> Written task
In the data below, locate each line with the word "JSON" and list it.
---------------
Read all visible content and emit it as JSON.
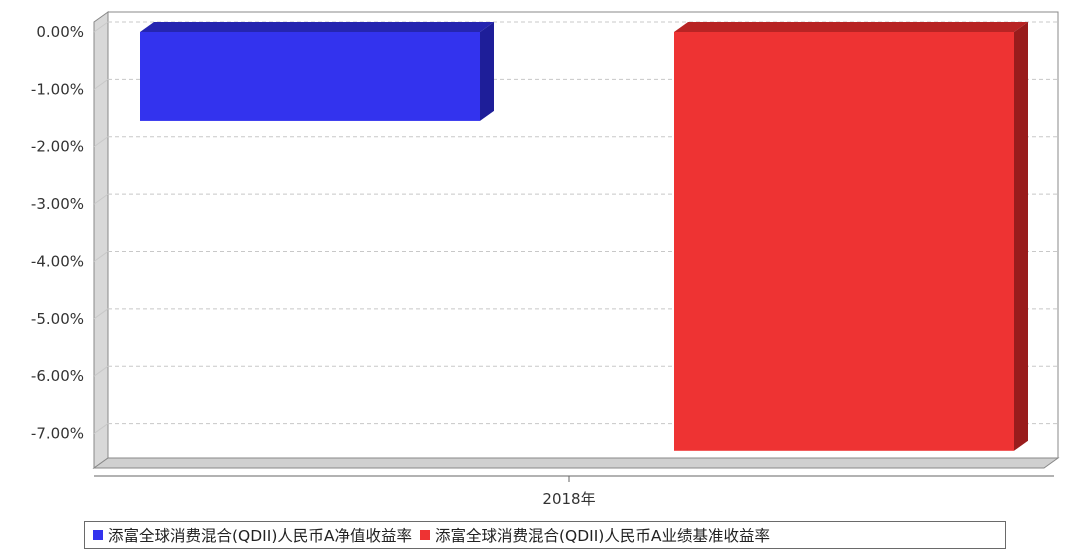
{
  "chart_data": {
    "type": "bar",
    "categories": [
      "2018年"
    ],
    "series": [
      {
        "name": "添富全球消费混合(QDII)人民币A净值收益率",
        "values": [
          -1.55
        ],
        "color": "#3333ee"
      },
      {
        "name": "添富全球消费混合(QDII)人民币A业绩基准收益率",
        "values": [
          -7.3
        ],
        "color": "#ee3333"
      }
    ],
    "yticks": [
      0,
      -1,
      -2,
      -3,
      -4,
      -5,
      -6,
      -7
    ],
    "ytick_labels": [
      "0.00%",
      "-1.00%",
      "-2.00%",
      "-3.00%",
      "-4.00%",
      "-5.00%",
      "-6.00%",
      "-7.00%"
    ],
    "ylim": [
      -7.6,
      0
    ],
    "grid": true,
    "legend_position": "bottom"
  }
}
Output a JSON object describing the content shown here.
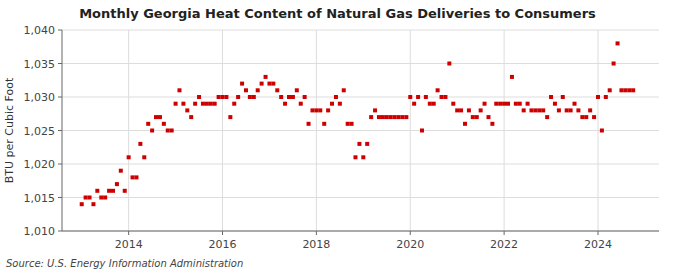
{
  "chart_data": {
    "type": "scatter",
    "title": "Monthly Georgia Heat Content of Natural Gas Deliveries to Consumers",
    "y_label": "BTU per Cubic Foot",
    "source": "Source: U.S. Energy Information Administration",
    "color": "#cc0000",
    "marker": "square",
    "grid": true,
    "xlim": [
      2012.58,
      2025.3
    ],
    "xticks": [
      2014,
      2016,
      2018,
      2020,
      2022,
      2024
    ],
    "ylim": [
      1010,
      1040
    ],
    "yticks": [
      {
        "value": 1010,
        "label": "1,010"
      },
      {
        "value": 1015,
        "label": "1,015"
      },
      {
        "value": 1020,
        "label": "1,020"
      },
      {
        "value": 1025,
        "label": "1,025"
      },
      {
        "value": 1030,
        "label": "1,030"
      },
      {
        "value": 1035,
        "label": "1,035"
      },
      {
        "value": 1040,
        "label": "1,040"
      }
    ],
    "x": [
      2013.0,
      2013.083,
      2013.167,
      2013.25,
      2013.333,
      2013.417,
      2013.5,
      2013.583,
      2013.667,
      2013.75,
      2013.833,
      2013.917,
      2014.0,
      2014.083,
      2014.167,
      2014.25,
      2014.333,
      2014.417,
      2014.5,
      2014.583,
      2014.667,
      2014.75,
      2014.833,
      2014.917,
      2015.0,
      2015.083,
      2015.167,
      2015.25,
      2015.333,
      2015.417,
      2015.5,
      2015.583,
      2015.667,
      2015.75,
      2015.833,
      2015.917,
      2016.0,
      2016.083,
      2016.167,
      2016.25,
      2016.333,
      2016.417,
      2016.5,
      2016.583,
      2016.667,
      2016.75,
      2016.833,
      2016.917,
      2017.0,
      2017.083,
      2017.167,
      2017.25,
      2017.333,
      2017.417,
      2017.5,
      2017.583,
      2017.667,
      2017.75,
      2017.833,
      2017.917,
      2018.0,
      2018.083,
      2018.167,
      2018.25,
      2018.333,
      2018.417,
      2018.5,
      2018.583,
      2018.667,
      2018.75,
      2018.833,
      2018.917,
      2019.0,
      2019.083,
      2019.167,
      2019.25,
      2019.333,
      2019.417,
      2019.5,
      2019.583,
      2019.667,
      2019.75,
      2019.833,
      2019.917,
      2020.0,
      2020.083,
      2020.167,
      2020.25,
      2020.333,
      2020.417,
      2020.5,
      2020.583,
      2020.667,
      2020.75,
      2020.833,
      2020.917,
      2021.0,
      2021.083,
      2021.167,
      2021.25,
      2021.333,
      2021.417,
      2021.5,
      2021.583,
      2021.667,
      2021.75,
      2021.833,
      2021.917,
      2022.0,
      2022.083,
      2022.167,
      2022.25,
      2022.333,
      2022.417,
      2022.5,
      2022.583,
      2022.667,
      2022.75,
      2022.833,
      2022.917,
      2023.0,
      2023.083,
      2023.167,
      2023.25,
      2023.333,
      2023.417,
      2023.5,
      2023.583,
      2023.667,
      2023.75,
      2023.833,
      2023.917,
      2024.0,
      2024.083,
      2024.167,
      2024.25,
      2024.333,
      2024.417,
      2024.5,
      2024.583,
      2024.667,
      2024.75
    ],
    "values": [
      1014,
      1015,
      1015,
      1014,
      1016,
      1015,
      1015,
      1016,
      1016,
      1017,
      1019,
      1016,
      1021,
      1018,
      1018,
      1023,
      1021,
      1026,
      1025,
      1027,
      1027,
      1026,
      1025,
      1025,
      1029,
      1031,
      1029,
      1028,
      1027,
      1029,
      1030,
      1029,
      1029,
      1029,
      1029,
      1030,
      1030,
      1030,
      1027,
      1029,
      1030,
      1032,
      1031,
      1030,
      1030,
      1031,
      1032,
      1033,
      1032,
      1032,
      1031,
      1030,
      1029,
      1030,
      1030,
      1031,
      1029,
      1030,
      1026,
      1028,
      1028,
      1028,
      1026,
      1028,
      1029,
      1030,
      1029,
      1031,
      1026,
      1026,
      1021,
      1023,
      1021,
      1023,
      1027,
      1028,
      1027,
      1027,
      1027,
      1027,
      1027,
      1027,
      1027,
      1027,
      1030,
      1029,
      1030,
      1025,
      1030,
      1029,
      1029,
      1031,
      1030,
      1030,
      1035,
      1029,
      1028,
      1028,
      1026,
      1028,
      1027,
      1027,
      1028,
      1029,
      1027,
      1026,
      1029,
      1029,
      1029,
      1029,
      1033,
      1029,
      1029,
      1028,
      1029,
      1028,
      1028,
      1028,
      1028,
      1027,
      1030,
      1029,
      1028,
      1030,
      1028,
      1028,
      1029,
      1028,
      1027,
      1027,
      1028,
      1027,
      1030,
      1025,
      1030,
      1031,
      1035,
      1038,
      1031,
      1031,
      1031,
      1031
    ]
  }
}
---------------
> Result for this exercise
Read all visible content and emit it as JSON.
Output a JSON object describing the content shown here.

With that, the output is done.